** Exercise directions **
Gather all lines in the records below that include the word "odpowiednie".

** Exercise data **
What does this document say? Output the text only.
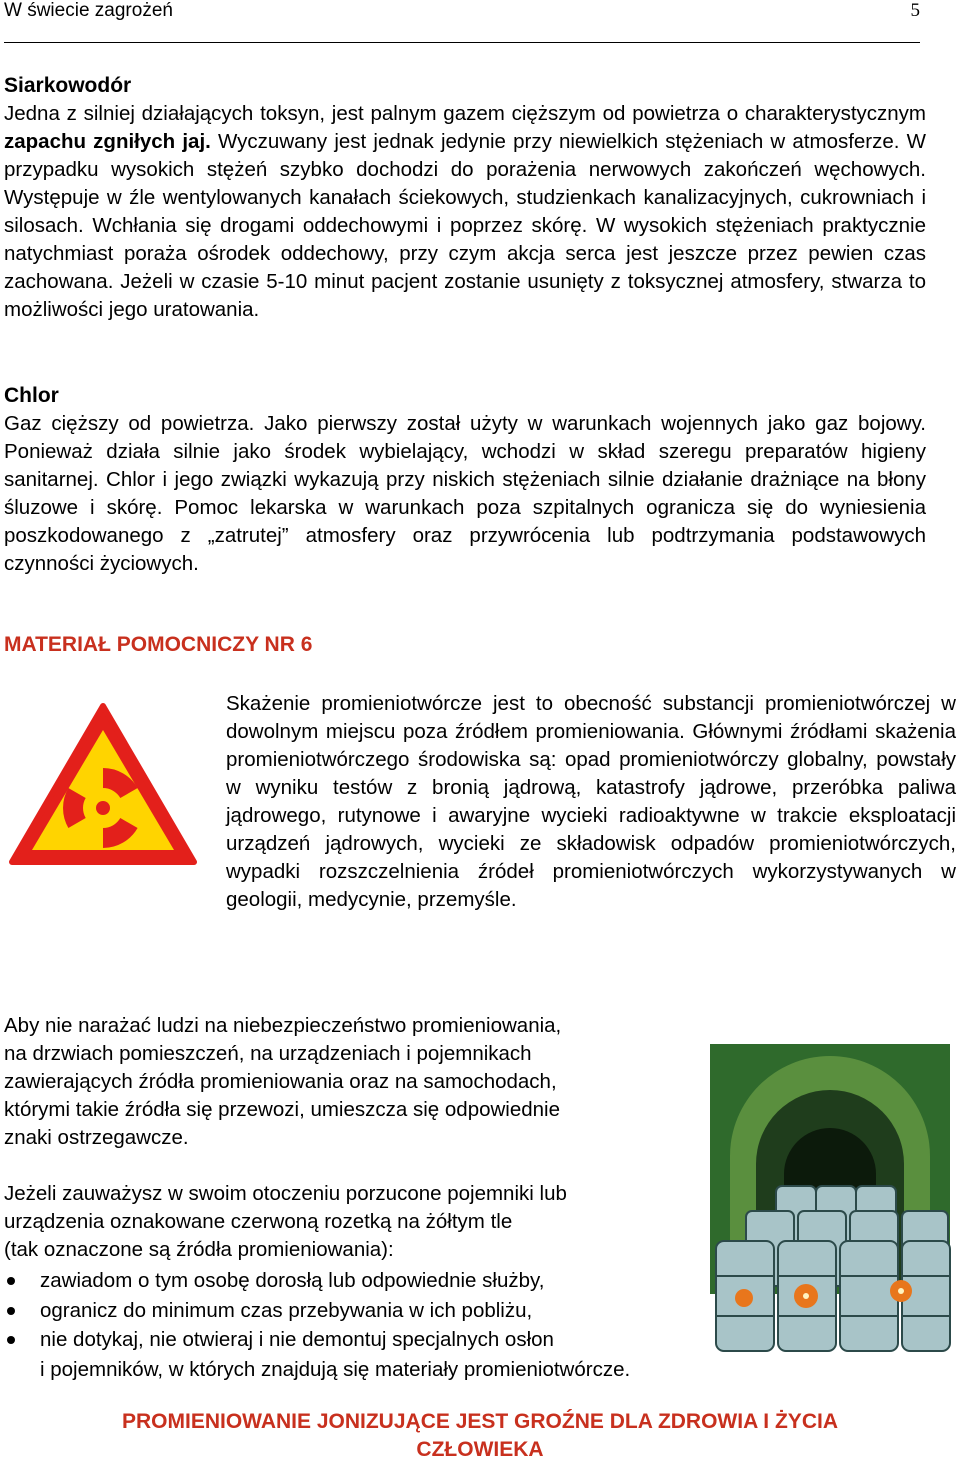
W świecie zagrożeń	5
Siarkowodór
Jedna z silniej działających toksyn, jest palnym gazem cięższym od powietrza o charakterystycznym zapachu zgniłych jaj. Wyczuwany jest jednak jedynie przy niewielkich stężeniach w atmosferze. W przypadku wysokich stężeń szybko dochodzi do porażenia nerwowych zakończeń węchowych. Występuje w źle wentylowanych kanałach ściekowych, studzienkach kanalizacyjnych, cukrowniach i silosach. Wchłania się drogami oddechowymi i poprzez skórę. W wysokich stężeniach praktycznie natychmiast poraża ośrodek oddechowy, przy czym akcja serca jest jeszcze przez pewien czas zachowana. Jeżeli w czasie 5-10 minut pacjent zostanie usunięty z toksycznej atmosfery, stwarza to możliwości jego uratowania.
Chlor
Gaz cięższy od powietrza. Jako pierwszy został użyty w warunkach wojennych jako gaz bojowy. Ponieważ działa silnie jako środek wybielający, wchodzi w skład szeregu preparatów higieny sanitarnej. Chlor i jego związki wykazują przy niskich stężeniach silnie działanie drażniące na błony śluzowe i skórę. Pomoc lekarska w warunkach poza szpitalnych ogranicza się do wyniesienia poszkodowanego z „zatrutej” atmosfery oraz przywrócenia lub podtrzymania podstawowych czynności życiowych.
MATERIAŁ POMOCNICZY NR 6
Skażenie promieniotwórcze jest to obecność substancji promieniotwórczej w dowolnym miejscu poza źródłem promieniowania. Głównymi źródłami skażenia promieniotwórczego środowiska są: opad promieniotwórczy globalny, powstały w wyniku testów z bronią jądrową, katastrofy jądrowe, przeróbka paliwa jądrowego, rutynowe i awaryjne wycieki radioaktywne w trakcie eksploatacji urządzeń jądrowych, wycieki ze składowisk odpadów promieniotwórczych, wypadki rozszczelnienia źródeł promieniotwórczych wykorzystywanych w geologii, medycynie, przemyśle.
Aby nie narażać ludzi na niebezpieczeństwo promieniowania,
na drzwiach pomieszczeń, na urządzeniach i pojemnikach
zawierających źródła promieniowania oraz na samochodach,
którymi takie źródła się przewozi, umieszcza się odpowiednie
znaki ostrzegawcze.
Jeżeli zauważysz w swoim otoczeniu porzucone pojemniki lub
urządzenia oznakowane czerwoną rozetką na żółtym tle
(tak oznaczone są źródła promieniowania):
zawiadom o tym osobę dorosłą lub odpowiednie służby,
ogranicz do minimum czas przebywania w ich pobliżu,
nie dotykaj, nie otwieraj i nie demontuj specjalnych osłon
i pojemników, w których znajdują się materiały promieniotwórcze.
PROMIENIOWANIE JONIZUJĄCE JEST GROŹNE DLA ZDROWIA I ŻYCIA
CZŁOWIEKA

** Answer below **
którymi takie źródła się przewozi, umieszcza się odpowiednie
zawiadom o tym osobę dorosłą lub odpowiednie służby,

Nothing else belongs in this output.